──────── GIVEN DATA

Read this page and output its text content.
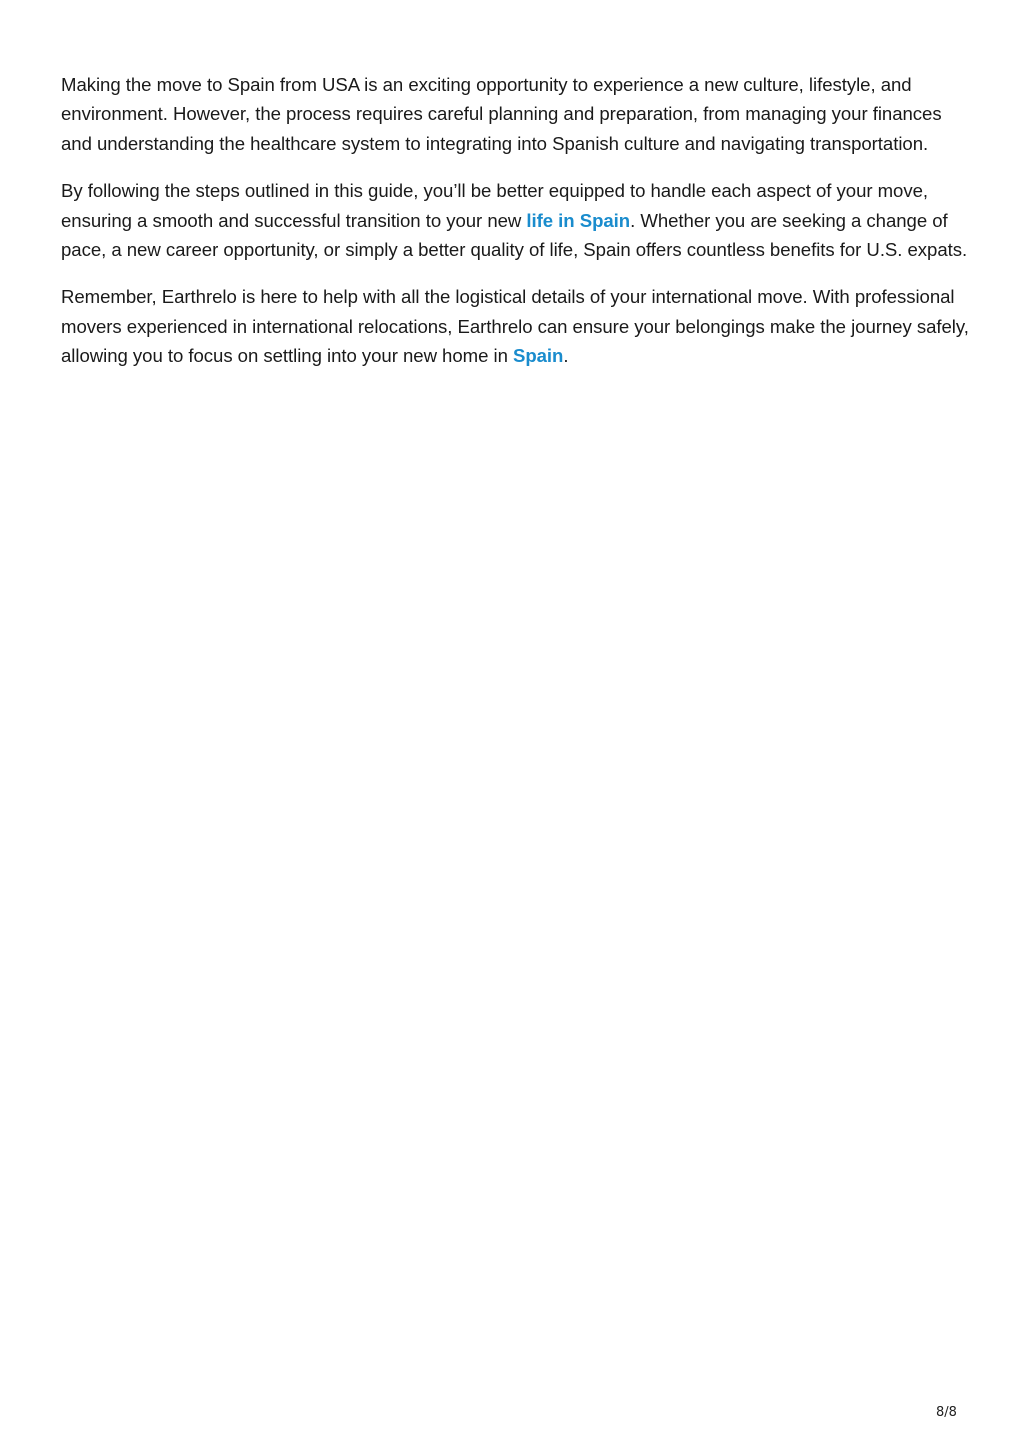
Making the move to Spain from USA is an exciting opportunity to experience a new culture, lifestyle, and environment. However, the process requires careful planning and preparation, from managing your finances and understanding the healthcare system to integrating into Spanish culture and navigating transportation.

By following the steps outlined in this guide, you’ll be better equipped to handle each aspect of your move, ensuring a smooth and successful transition to your new life in Spain. Whether you are seeking a change of pace, a new career opportunity, or simply a better quality of life, Spain offers countless benefits for U.S. expats.

Remember, Earthrelo is here to help with all the logistical details of your international move. With professional movers experienced in international relocations, Earthrelo can ensure your belongings make the journey safely, allowing you to focus on settling into your new home in Spain.

8/8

────────────────

The records above are to be quoted exactly, with all pictures left out.

SOLVED EXERCISE ::
Read this page and output its text content.
Making the move to Spain from USA is an exciting opportunity to experience a new culture, lifestyle, and environment. However, the process requires careful planning and preparation, from managing your finances and understanding the healthcare system to integrating into Spanish culture and navigating transportation.

By following the steps outlined in this guide, you’ll be better equipped to handle each aspect of your move, ensuring a smooth and successful transition to your new life in Spain. Whether you are seeking a change of pace, a new career opportunity, or simply a better quality of life, Spain offers countless benefits for U.S. expats.

Remember, Earthrelo is here to help with all the logistical details of your international move. With professional movers experienced in international relocations, Earthrelo can ensure your belongings make the journey safely, allowing you to focus on settling into your new home in Spain.

8/8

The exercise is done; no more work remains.